** BEGIN Rows **

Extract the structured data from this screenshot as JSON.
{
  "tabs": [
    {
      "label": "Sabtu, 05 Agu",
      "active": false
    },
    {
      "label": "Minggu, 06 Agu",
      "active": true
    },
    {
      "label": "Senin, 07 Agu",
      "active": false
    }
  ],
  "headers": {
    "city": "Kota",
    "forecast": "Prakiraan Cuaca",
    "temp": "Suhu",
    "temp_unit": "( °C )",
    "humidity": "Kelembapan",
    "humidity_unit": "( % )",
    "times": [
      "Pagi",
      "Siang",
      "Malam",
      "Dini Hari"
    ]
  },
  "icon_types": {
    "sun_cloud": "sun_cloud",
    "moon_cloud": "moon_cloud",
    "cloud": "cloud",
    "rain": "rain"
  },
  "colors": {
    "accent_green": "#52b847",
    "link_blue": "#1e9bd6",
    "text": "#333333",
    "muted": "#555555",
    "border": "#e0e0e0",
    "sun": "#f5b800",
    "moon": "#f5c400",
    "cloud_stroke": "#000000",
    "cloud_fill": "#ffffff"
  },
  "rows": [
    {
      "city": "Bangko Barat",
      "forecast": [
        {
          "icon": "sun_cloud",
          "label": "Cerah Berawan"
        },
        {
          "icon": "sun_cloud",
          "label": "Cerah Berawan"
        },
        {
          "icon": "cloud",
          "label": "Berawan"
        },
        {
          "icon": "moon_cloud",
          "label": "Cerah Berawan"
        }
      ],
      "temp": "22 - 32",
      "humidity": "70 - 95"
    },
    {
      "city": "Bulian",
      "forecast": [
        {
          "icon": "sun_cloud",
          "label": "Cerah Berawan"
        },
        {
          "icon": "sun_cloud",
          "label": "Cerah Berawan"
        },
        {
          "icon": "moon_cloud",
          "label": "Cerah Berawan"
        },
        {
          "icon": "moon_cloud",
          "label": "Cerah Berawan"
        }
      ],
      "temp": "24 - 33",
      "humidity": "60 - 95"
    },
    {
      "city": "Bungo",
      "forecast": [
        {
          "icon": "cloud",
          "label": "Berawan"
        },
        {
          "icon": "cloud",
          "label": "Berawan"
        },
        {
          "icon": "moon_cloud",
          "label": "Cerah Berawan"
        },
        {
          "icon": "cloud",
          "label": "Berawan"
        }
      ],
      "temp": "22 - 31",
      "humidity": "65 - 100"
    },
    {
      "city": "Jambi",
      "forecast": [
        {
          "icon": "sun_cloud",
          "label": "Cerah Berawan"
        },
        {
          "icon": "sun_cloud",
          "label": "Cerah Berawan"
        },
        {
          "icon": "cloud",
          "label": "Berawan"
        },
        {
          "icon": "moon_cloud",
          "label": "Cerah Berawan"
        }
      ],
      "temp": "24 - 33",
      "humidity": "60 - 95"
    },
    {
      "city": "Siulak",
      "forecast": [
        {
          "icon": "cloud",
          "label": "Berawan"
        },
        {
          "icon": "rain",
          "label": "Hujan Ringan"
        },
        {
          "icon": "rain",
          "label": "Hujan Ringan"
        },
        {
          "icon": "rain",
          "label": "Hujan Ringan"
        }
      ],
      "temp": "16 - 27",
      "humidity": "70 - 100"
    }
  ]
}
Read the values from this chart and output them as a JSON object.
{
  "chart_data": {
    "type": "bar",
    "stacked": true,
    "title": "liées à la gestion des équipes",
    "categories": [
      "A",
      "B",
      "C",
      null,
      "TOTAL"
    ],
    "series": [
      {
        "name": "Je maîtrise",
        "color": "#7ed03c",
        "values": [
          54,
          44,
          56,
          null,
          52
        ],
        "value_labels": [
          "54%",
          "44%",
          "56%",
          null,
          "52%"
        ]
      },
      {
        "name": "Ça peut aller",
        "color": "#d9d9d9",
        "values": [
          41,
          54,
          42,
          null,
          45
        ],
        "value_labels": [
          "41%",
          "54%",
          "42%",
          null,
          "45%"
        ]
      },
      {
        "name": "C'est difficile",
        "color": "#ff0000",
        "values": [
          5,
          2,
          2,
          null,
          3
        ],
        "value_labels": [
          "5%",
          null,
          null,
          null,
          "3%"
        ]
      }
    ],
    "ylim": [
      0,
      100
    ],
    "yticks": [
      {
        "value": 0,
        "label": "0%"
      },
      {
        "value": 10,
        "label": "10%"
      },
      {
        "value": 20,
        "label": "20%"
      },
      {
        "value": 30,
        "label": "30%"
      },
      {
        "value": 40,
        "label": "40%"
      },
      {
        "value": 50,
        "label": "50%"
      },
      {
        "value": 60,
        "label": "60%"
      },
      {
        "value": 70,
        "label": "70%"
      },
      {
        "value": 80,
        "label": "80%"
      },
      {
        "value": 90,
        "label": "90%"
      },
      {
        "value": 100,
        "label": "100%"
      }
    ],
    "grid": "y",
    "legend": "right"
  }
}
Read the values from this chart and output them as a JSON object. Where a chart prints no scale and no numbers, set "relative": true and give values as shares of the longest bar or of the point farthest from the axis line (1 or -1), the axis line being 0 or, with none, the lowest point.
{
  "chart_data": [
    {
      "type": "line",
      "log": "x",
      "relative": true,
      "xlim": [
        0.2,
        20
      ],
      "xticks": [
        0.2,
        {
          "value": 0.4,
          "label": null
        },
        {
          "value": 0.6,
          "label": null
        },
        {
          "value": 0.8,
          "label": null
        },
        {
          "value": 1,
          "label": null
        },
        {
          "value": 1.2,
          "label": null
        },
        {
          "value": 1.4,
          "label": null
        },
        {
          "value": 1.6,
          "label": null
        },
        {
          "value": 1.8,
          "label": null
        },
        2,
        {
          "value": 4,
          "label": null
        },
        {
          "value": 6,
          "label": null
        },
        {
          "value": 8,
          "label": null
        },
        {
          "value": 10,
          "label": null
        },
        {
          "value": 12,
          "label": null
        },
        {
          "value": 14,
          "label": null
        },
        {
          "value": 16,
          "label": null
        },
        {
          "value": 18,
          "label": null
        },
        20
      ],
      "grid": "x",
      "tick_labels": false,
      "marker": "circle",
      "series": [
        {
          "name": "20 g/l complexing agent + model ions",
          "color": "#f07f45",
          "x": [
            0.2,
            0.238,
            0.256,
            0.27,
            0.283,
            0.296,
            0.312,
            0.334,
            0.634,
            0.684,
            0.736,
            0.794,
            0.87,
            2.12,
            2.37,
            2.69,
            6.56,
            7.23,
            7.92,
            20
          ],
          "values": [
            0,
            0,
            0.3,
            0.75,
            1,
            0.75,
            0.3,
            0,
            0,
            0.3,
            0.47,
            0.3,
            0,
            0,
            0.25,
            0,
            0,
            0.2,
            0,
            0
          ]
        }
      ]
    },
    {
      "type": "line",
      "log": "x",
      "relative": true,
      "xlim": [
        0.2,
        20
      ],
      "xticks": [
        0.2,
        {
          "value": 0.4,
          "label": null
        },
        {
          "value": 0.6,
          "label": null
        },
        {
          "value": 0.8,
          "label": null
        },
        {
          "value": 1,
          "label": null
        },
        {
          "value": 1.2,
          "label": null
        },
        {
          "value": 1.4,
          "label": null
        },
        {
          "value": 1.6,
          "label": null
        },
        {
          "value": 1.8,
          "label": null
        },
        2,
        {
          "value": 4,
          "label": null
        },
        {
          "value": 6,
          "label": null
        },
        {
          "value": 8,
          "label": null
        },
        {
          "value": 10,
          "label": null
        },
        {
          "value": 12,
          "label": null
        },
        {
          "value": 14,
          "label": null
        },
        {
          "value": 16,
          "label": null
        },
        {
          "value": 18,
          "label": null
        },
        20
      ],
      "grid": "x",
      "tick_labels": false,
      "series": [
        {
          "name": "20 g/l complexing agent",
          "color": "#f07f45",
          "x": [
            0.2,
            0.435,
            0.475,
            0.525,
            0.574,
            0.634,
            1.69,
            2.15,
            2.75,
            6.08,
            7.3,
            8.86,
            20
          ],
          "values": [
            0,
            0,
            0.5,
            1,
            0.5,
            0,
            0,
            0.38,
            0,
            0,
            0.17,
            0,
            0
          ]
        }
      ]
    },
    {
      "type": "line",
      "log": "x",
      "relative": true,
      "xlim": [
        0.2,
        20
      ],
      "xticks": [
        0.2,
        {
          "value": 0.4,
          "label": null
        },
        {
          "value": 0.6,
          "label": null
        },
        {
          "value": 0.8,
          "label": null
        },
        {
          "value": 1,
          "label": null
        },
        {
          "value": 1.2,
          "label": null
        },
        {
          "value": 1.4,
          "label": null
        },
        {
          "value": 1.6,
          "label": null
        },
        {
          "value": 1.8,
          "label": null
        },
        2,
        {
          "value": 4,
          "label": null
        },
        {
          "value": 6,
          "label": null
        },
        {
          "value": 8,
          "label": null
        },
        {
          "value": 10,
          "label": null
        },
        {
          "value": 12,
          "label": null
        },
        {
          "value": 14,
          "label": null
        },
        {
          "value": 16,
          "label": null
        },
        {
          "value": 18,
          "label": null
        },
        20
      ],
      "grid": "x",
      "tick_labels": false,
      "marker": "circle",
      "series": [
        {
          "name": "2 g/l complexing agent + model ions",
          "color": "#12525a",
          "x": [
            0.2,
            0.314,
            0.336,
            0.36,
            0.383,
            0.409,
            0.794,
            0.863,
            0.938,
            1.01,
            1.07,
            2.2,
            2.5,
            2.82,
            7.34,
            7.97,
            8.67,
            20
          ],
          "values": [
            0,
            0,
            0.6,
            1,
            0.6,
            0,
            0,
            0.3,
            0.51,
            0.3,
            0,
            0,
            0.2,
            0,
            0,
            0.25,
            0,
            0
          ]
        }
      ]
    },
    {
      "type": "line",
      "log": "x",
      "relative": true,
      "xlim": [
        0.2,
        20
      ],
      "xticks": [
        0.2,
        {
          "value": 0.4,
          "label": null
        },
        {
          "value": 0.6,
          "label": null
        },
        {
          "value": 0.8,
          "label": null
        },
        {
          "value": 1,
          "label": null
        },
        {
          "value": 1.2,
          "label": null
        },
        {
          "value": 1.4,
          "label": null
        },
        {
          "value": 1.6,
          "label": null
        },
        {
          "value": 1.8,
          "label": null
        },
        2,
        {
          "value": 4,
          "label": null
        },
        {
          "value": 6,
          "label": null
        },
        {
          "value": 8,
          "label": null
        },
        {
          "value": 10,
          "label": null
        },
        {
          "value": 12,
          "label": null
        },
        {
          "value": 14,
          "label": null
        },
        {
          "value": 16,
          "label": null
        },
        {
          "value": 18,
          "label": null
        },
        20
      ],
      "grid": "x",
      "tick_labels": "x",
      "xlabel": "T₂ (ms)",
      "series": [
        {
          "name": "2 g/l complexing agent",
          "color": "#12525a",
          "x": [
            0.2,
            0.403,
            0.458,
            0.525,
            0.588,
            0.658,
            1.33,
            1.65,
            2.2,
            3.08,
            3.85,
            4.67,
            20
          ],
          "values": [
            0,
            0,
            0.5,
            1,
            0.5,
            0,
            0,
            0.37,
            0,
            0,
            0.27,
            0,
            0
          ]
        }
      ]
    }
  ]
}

** END Rows **

*Work to do:* Check every line of the material for the string "ions" and give the number of lines that have it, without anything else.

*Response to this exercise:* 2